**Excerto citado**
"""
II. E é assim porque se visa como fim último salvaguardar a livre e equilibrada concorrência e, como finalidades derradeiras, a garantia de iguais oportunidades para todos os potenciais agentes, a protecção do consumidor e o eficaz funcionamento da economia. Há, pois, aqui, no que tange à teleologia, um marcante balanço entre os direitos individuais e as finalidades colectivas;
III. O conceito de consumidor que se obtém no cruzamento destes elementos motivadores e, sobretudo, da referida análise psicológica, identifica um cidadão descontraído, pouco atento, que associa, bastas vezes, o acto de adquirir a uma actividade de lazer ou a ele análoga. Por assim ser, é adequado referir que o cidadão assim identificado realiza uma análise globalizante, indiciária, de conjunto, que faz associações ligeiras e rápidas, que atende mais às diferenças do que às semelhanças, que compara convicções difusas (porque assentes na memória) com percepções físicas pouco densas, que se deixa atrair por imagens, sons e palavras geradoras de impressões mais marcantes, que faz rápidas sínteses e que, no final do processo, não logra aperceber-se de toda a realidade, seus detalhes e respectivas características particulares;
IV. Se é certo que «o consumidor médio apreende normalmente uma marca como um todo e não procede a uma análise das suas diferentes particularidades» não menos verdade é que essa ponderação não se faz de forma linear e homogénea. Antes a mesma é desequilibrada e atende mais a uns elementos do que a outros;
V. É adequado que se tenha presente o facto de o consumidor dar maior relevo e prestar mais atenção aos vocábulos iniciais (assim revelando alguma impaciência analítica, particularmente quanto a denominações extensas como a que se analisa);
VI. Existe um crescendo de atenção do consumidor em nichos especializados como o dos vinhos e, particularmente, dos vinhos de pequena produção e gama alta e dispendiosa, encontrando-se os consumidores deste nichos tendencialmente bem mais informados e melhor protegidos no cotejo de produtos e agentes económicos envolvidos.

Texto Integral

Acordam na Secção de Propriedade Intelectual, Concorrência, Regulação e Supervisão do Tribunal da Relação de Lisboa:

I. RELATÓRIO                 
MARIA (...) , com os sinais identificativos constantes dos autos, instaurou «ACÇÃO DE ANULAÇÃO DE DENOMINAÇÃO SOCIAL» com processo «COMUM» contra a Sociedade «L (...)», neles também melhor identificada.
"""
**Dados extraídos**
"""
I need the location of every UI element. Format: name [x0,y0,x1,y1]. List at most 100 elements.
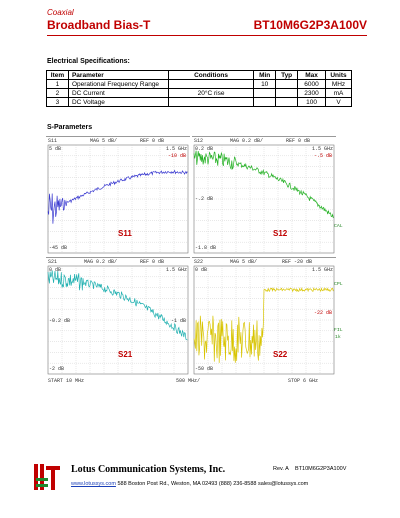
s21-trace [47,270,188,341]
website-link[interactable]: www.lotussys.com [71,481,116,487]
cell-typ [275,79,299,89]
s11-top-left: 5 dB [49,146,62,152]
cell-parameter: Operational Frequency Range [67,79,169,89]
cell-typ [275,97,299,107]
s22-header-scale: MAG 5 dB/ [230,259,258,265]
s21-top-left: 0 dB [49,267,62,273]
cell-item: 1 [46,79,69,89]
col-parameter: Parameter [67,70,169,80]
cell-units: mA [324,88,353,98]
side-label-1k: 1k [335,335,341,340]
s12-marker-value: -.5 dB [313,153,332,159]
company-name: Lotus Communication Systems, Inc. [71,464,226,475]
s21-bottom-left: -2 dB [49,366,65,372]
s22-panel: S22 MAG 5 dB/ REF -20 dB 0 dB 1.5 GHz -2… [192,257,336,376]
s21-header-ref: REF 0 dB [140,259,165,265]
s11-plot [47,144,189,254]
cell-item: 3 [46,97,69,107]
s22-label: S22 [273,350,288,359]
cell-typ [275,88,299,98]
lotus-logo-icon [34,464,60,490]
cell-conditions [167,79,255,89]
s22-bottom-left: -50 dB [195,366,214,372]
s21-header-param: S21 [48,259,58,265]
s22-mid-right: -22 dB [313,310,332,316]
col-item: Item [46,70,69,80]
cell-min [253,88,277,98]
s12-label: S12 [273,229,288,238]
cell-min [253,97,277,107]
sweep-stop: STOP 6 GHz [288,378,319,384]
cell-min: 10 [253,79,277,89]
cell-max: 6000 [297,79,326,89]
s21-top-right: 1.5 GHz [165,267,187,273]
s11-label: S11 [118,229,132,238]
s21-mid-right: -1 dB [170,318,186,324]
cell-max: 2300 [297,88,326,98]
s11-header-ref: REF 0 dB [140,138,165,144]
sweep-start: START 10 MHz [48,378,85,384]
cell-units: MHz [324,79,353,89]
s21-plot [47,265,189,375]
cell-max: 100 [297,97,326,107]
table-header-row: Item Parameter Conditions Min Typ Max Un… [46,70,353,80]
side-label-cal: CAL [334,224,343,229]
s12-plot [193,144,335,254]
s22-plot [193,265,335,375]
s22-header-ref: REF -20 dB [282,259,313,265]
sparams-title: S-Parameters [47,124,93,131]
address-text: 588 Boston Post Rd., Weston, MA 02493 (8… [115,481,309,487]
document-header: Coaxial Broadband Bias-T BT10M6G2P3A100V [47,8,367,48]
electrical-specs-table: Item Parameter Conditions Min Typ Max Un… [46,70,353,107]
cell-conditions [167,97,255,107]
s22-trace [193,287,334,363]
col-typ: Typ [275,70,299,80]
revision: Rev. A [273,466,289,472]
s11-panel: S11 MAG 5 dB/ REF 0 dB 5 dB 1.5 GHz -10 … [46,136,190,255]
col-units: Units [324,70,353,80]
s12-header-scale: MAG 0.2 dB/ [230,138,264,144]
category-label: Coaxial [47,8,74,17]
table-row: 3 DC Voltage 100 V [46,97,353,107]
cell-parameter: DC Voltage [67,97,169,107]
header-rule [47,35,367,36]
side-label-fil: FIL [334,328,343,333]
s21-panel: S21 MAG 0.2 dB/ REF 0 dB 0 dB 1.5 GHz -0… [46,257,190,376]
s11-marker-value: -10 dB [167,153,186,159]
s11-trace [47,169,188,224]
s12-trace [193,150,334,219]
table-row: 1 Operational Frequency Range 10 6000 MH… [46,79,353,89]
s21-label: S21 [118,350,133,359]
product-title: Broadband Bias-T [47,18,151,32]
cell-item: 2 [46,88,69,98]
s21-mid-left: -0.2 dB [49,318,71,324]
s11-top-right: 1.5 GHz [165,146,187,152]
s12-header-param: S12 [194,138,204,144]
cell-parameter: DC Current [67,88,169,98]
contact-line: www.lotussys.com 588 Boston Post Rd., We… [71,481,308,487]
sweep-span: 500 MHz/ [176,378,201,384]
side-label-cpl: CPL [334,282,343,287]
s12-bottom-left: -1.8 dB [195,245,217,251]
table-row: 2 DC Current 20°C rise 2300 mA [46,88,353,98]
s12-header-ref: REF 0 dB [286,138,311,144]
col-max: Max [297,70,326,80]
s21-header-scale: MAG 0.2 dB/ [84,259,118,265]
electrical-specs-title: Electrical Specifications: [47,58,130,65]
col-conditions: Conditions [167,70,255,80]
s11-header-scale: MAG 5 dB/ [90,138,118,144]
s12-top-left: 0.2 dB [195,146,214,152]
revision-part-number: BT10M6G2P3A100V [295,466,347,472]
part-number: BT10M6G2P3A100V [253,18,367,32]
s22-top-left: 0 dB [195,267,208,273]
document-footer: Lotus Communication Systems, Inc. Rev. A… [33,462,383,494]
sparams-plot-grid: S11 MAG 5 dB/ REF 0 dB 5 dB 1.5 GHz -10 … [46,136,343,388]
s11-header-param: S11 [48,138,58,144]
s12-panel: S12 MAG 0.2 dB/ REF 0 dB 0.2 dB 1.5 GHz … [192,136,336,255]
s11-bottom-left: -45 dB [49,245,68,251]
s12-mid-left: -.2 dB [195,196,214,202]
s22-header-param: S22 [194,259,204,265]
col-min: Min [253,70,277,80]
s22-top-right: 1.5 GHz [311,267,333,273]
s12-top-right: 1.5 GHz [311,146,333,152]
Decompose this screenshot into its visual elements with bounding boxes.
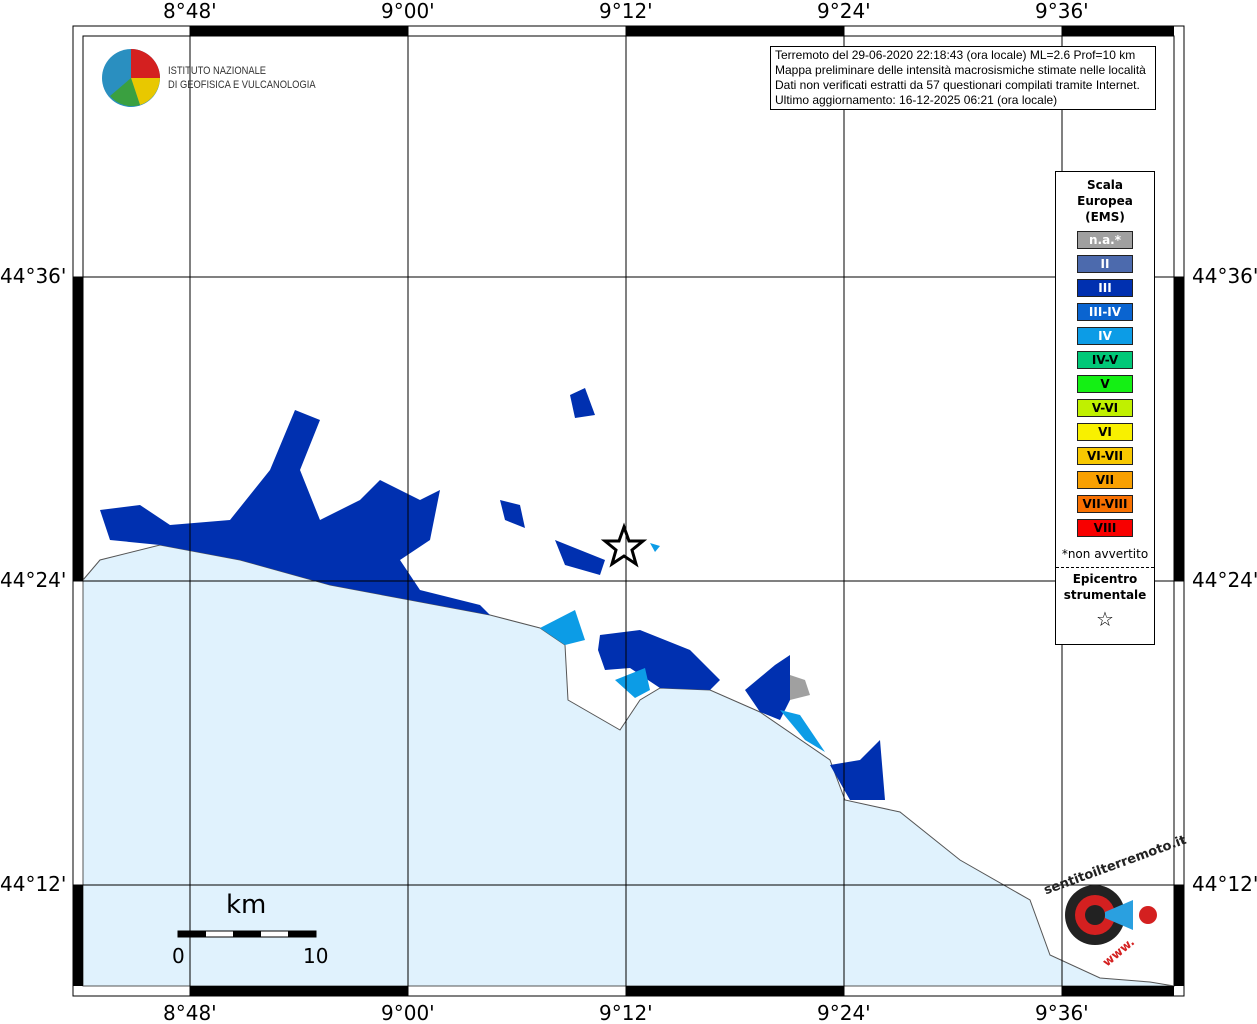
"""
**Instruções do exercício**
Extraia do excerto, sem qualquer alteração, o trecho que começa em "Texto Integral" e termina em "também melhor identificada.", incluindo ambos. Responda com base somente no excerto.

**Resposta ao exercício**
Texto Integral

Acordam na Secção de Propriedade Intelectual, Concorrência, Regulação e Supervisão do Tribunal da Relação de Lisboa:

I. RELATÓRIO                 
MARIA (...) , com os sinais identificativos constantes dos autos, instaurou «ACÇÃO DE ANULAÇÃO DE DENOMINAÇÃO SOCIAL» com processo «COMUM» contra a Sociedade «L (...)», neles também melhor identificada.